- **What to produce**
Copy out each line of the material below with no changes.
※
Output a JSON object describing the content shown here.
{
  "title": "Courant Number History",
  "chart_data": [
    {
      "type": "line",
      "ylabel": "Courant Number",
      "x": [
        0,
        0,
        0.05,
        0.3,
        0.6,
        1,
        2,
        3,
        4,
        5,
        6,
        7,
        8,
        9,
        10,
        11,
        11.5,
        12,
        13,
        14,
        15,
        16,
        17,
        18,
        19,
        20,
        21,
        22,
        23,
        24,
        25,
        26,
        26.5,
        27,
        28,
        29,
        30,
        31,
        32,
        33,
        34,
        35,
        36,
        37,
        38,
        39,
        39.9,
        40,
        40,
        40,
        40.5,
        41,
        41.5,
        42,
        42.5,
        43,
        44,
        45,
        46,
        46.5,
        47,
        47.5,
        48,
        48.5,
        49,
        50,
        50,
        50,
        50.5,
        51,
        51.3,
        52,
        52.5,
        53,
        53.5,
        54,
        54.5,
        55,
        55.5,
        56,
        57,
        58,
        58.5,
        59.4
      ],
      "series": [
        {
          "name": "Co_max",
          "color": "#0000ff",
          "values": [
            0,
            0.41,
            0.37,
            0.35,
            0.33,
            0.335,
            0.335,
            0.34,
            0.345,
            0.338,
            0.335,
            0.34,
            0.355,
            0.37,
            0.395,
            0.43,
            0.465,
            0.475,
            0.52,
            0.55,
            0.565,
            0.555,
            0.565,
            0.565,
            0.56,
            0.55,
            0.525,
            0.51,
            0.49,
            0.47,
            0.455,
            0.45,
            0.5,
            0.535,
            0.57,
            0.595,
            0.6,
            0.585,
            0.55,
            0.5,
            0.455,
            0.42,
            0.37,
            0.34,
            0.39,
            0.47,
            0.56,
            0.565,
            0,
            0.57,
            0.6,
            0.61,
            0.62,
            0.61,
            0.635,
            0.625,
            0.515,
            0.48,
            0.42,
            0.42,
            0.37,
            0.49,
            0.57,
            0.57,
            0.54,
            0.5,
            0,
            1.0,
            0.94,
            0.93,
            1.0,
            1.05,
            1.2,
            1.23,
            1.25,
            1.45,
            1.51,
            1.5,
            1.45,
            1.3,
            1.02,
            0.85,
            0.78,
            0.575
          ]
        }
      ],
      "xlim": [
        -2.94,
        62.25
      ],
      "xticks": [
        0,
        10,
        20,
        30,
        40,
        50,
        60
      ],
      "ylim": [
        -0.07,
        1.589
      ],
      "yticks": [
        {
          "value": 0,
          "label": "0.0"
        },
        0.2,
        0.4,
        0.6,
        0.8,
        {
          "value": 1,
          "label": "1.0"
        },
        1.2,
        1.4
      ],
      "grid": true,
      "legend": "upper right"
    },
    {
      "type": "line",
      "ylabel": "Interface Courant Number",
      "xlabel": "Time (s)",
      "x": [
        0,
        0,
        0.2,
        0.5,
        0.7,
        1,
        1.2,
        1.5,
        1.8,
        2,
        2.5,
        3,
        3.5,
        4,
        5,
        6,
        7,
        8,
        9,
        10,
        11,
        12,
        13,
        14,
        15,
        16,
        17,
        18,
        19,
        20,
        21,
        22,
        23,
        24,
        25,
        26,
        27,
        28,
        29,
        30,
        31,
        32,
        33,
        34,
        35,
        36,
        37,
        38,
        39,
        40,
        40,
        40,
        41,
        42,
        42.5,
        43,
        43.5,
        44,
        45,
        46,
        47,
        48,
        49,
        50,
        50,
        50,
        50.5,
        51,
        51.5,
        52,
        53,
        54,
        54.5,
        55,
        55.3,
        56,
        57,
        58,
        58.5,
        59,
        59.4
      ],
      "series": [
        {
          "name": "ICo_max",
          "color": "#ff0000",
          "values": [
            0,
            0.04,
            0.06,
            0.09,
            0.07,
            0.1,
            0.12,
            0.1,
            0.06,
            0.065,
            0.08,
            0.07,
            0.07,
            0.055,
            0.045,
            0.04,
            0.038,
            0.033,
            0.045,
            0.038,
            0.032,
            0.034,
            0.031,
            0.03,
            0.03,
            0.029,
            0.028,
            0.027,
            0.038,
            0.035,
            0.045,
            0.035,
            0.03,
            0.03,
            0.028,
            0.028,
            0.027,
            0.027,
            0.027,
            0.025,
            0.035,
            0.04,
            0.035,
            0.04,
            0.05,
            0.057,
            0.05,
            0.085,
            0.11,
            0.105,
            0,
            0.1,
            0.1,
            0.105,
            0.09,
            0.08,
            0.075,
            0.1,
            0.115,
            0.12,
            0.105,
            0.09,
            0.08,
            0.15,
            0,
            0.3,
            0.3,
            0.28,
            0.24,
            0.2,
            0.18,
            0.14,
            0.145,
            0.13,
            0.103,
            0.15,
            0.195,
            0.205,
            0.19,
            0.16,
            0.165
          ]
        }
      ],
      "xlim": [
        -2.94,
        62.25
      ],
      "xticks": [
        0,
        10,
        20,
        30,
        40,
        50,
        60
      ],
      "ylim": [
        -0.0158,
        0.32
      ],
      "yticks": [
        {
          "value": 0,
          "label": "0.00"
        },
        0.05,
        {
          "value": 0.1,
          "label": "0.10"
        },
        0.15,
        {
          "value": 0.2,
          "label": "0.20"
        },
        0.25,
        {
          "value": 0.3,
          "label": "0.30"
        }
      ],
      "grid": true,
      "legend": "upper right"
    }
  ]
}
※
- **Task result**
Output a JSON object describing the content shown here.
{
  "title": "Courant Number History",
  "chart_data": [
    {
      "type": "line",
      "ylabel": "Courant Number",
      "x": [
        0,
        0,
        0.05,
        0.3,
        0.6,
        1,
        2,
        3,
        4,
        5,
        6,
        7,
        8,
        9,
        10,
        11,
        11.5,
        12,
        13,
        14,
        15,
        16,
        17,
        18,
        19,
        20,
        21,
        22,
        23,
        24,
        25,
        26,
        26.5,
        27,
        28,
        29,
        30,
        31,
        32,
        33,
        34,
        35,
        36,
        37,
        38,
        39,
        39.9,
        40,
        40,
        40,
        40.5,
        41,
        41.5,
        42,
        42.5,
        43,
        44,
        45,
        46,
        46.5,
        47,
        47.5,
        48,
        48.5,
        49,
        50,
        50,
        50,
        50.5,
        51,
        51.3,
        52,
        52.5,
        53,
        53.5,
        54,
        54.5,
        55,
        55.5,
        56,
        57,
        58,
        58.5,
        59.4
      ],
      "series": [
        {
          "name": "Co_max",
          "color": "#0000ff",
          "values": [
            0,
            0.41,
            0.37,
            0.35,
            0.33,
            0.335,
            0.335,
            0.34,
            0.345,
            0.338,
            0.335,
            0.34,
            0.355,
            0.37,
            0.395,
            0.43,
            0.465,
            0.475,
            0.52,
            0.55,
            0.565,
            0.555,
            0.565,
            0.565,
            0.56,
            0.55,
            0.525,
            0.51,
            0.49,
            0.47,
            0.455,
            0.45,
            0.5,
            0.535,
            0.57,
            0.595,
            0.6,
            0.585,
            0.55,
            0.5,
            0.455,
            0.42,
            0.37,
            0.34,
            0.39,
            0.47,
            0.56,
            0.565,
            0,
            0.57,
            0.6,
            0.61,
            0.62,
            0.61,
            0.635,
            0.625,
            0.515,
            0.48,
            0.42,
            0.42,
            0.37,
            0.49,
            0.57,
            0.57,
            0.54,
            0.5,
            0,
            1.0,
            0.94,
            0.93,
            1.0,
            1.05,
            1.2,
            1.23,
            1.25,
            1.45,
            1.51,
            1.5,
            1.45,
            1.3,
            1.02,
            0.85,
            0.78,
            0.575
          ]
        }
      ],
      "xlim": [
        -2.94,
        62.25
      ],
      "xticks": [
        0,
        10,
        20,
        30,
        40,
        50,
        60
      ],
      "ylim": [
        -0.07,
        1.589
      ],
      "yticks": [
        {
          "value": 0,
          "label": "0.0"
        },
        0.2,
        0.4,
        0.6,
        0.8,
        {
          "value": 1,
          "label": "1.0"
        },
        1.2,
        1.4
      ],
      "grid": true,
      "legend": "upper right"
    },
    {
      "type": "line",
      "ylabel": "Interface Courant Number",
      "xlabel": "Time (s)",
      "x": [
        0,
        0,
        0.2,
        0.5,
        0.7,
        1,
        1.2,
        1.5,
        1.8,
        2,
        2.5,
        3,
        3.5,
        4,
        5,
        6,
        7,
        8,
        9,
        10,
        11,
        12,
        13,
        14,
        15,
        16,
        17,
        18,
        19,
        20,
        21,
        22,
        23,
        24,
        25,
        26,
        27,
        28,
        29,
        30,
        31,
        32,
        33,
        34,
        35,
        36,
        37,
        38,
        39,
        40,
        40,
        40,
        41,
        42,
        42.5,
        43,
        43.5,
        44,
        45,
        46,
        47,
        48,
        49,
        50,
        50,
        50,
        50.5,
        51,
        51.5,
        52,
        53,
        54,
        54.5,
        55,
        55.3,
        56,
        57,
        58,
        58.5,
        59,
        59.4
      ],
      "series": [
        {
          "name": "ICo_max",
          "color": "#ff0000",
          "values": [
            0,
            0.04,
            0.06,
            0.09,
            0.07,
            0.1,
            0.12,
            0.1,
            0.06,
            0.065,
            0.08,
            0.07,
            0.07,
            0.055,
            0.045,
            0.04,
            0.038,
            0.033,
            0.045,
            0.038,
            0.032,
            0.034,
            0.031,
            0.03,
            0.03,
            0.029,
            0.028,
            0.027,
            0.038,
            0.035,
            0.045,
            0.035,
            0.03,
            0.03,
            0.028,
            0.028,
            0.027,
            0.027,
            0.027,
            0.025,
            0.035,
            0.04,
            0.035,
            0.04,
            0.05,
            0.057,
            0.05,
            0.085,
            0.11,
            0.105,
            0,
            0.1,
            0.1,
            0.105,
            0.09,
            0.08,
            0.075,
            0.1,
            0.115,
            0.12,
            0.105,
            0.09,
            0.08,
            0.15,
            0,
            0.3,
            0.3,
            0.28,
            0.24,
            0.2,
            0.18,
            0.14,
            0.145,
            0.13,
            0.103,
            0.15,
            0.195,
            0.205,
            0.19,
            0.16,
            0.165
          ]
        }
      ],
      "xlim": [
        -2.94,
        62.25
      ],
      "xticks": [
        0,
        10,
        20,
        30,
        40,
        50,
        60
      ],
      "ylim": [
        -0.0158,
        0.32
      ],
      "yticks": [
        {
          "value": 0,
          "label": "0.00"
        },
        0.05,
        {
          "value": 0.1,
          "label": "0.10"
        },
        0.15,
        {
          "value": 0.2,
          "label": "0.20"
        },
        0.25,
        {
          "value": 0.3,
          "label": "0.30"
        }
      ],
      "grid": true,
      "legend": "upper right"
    }
  ]
}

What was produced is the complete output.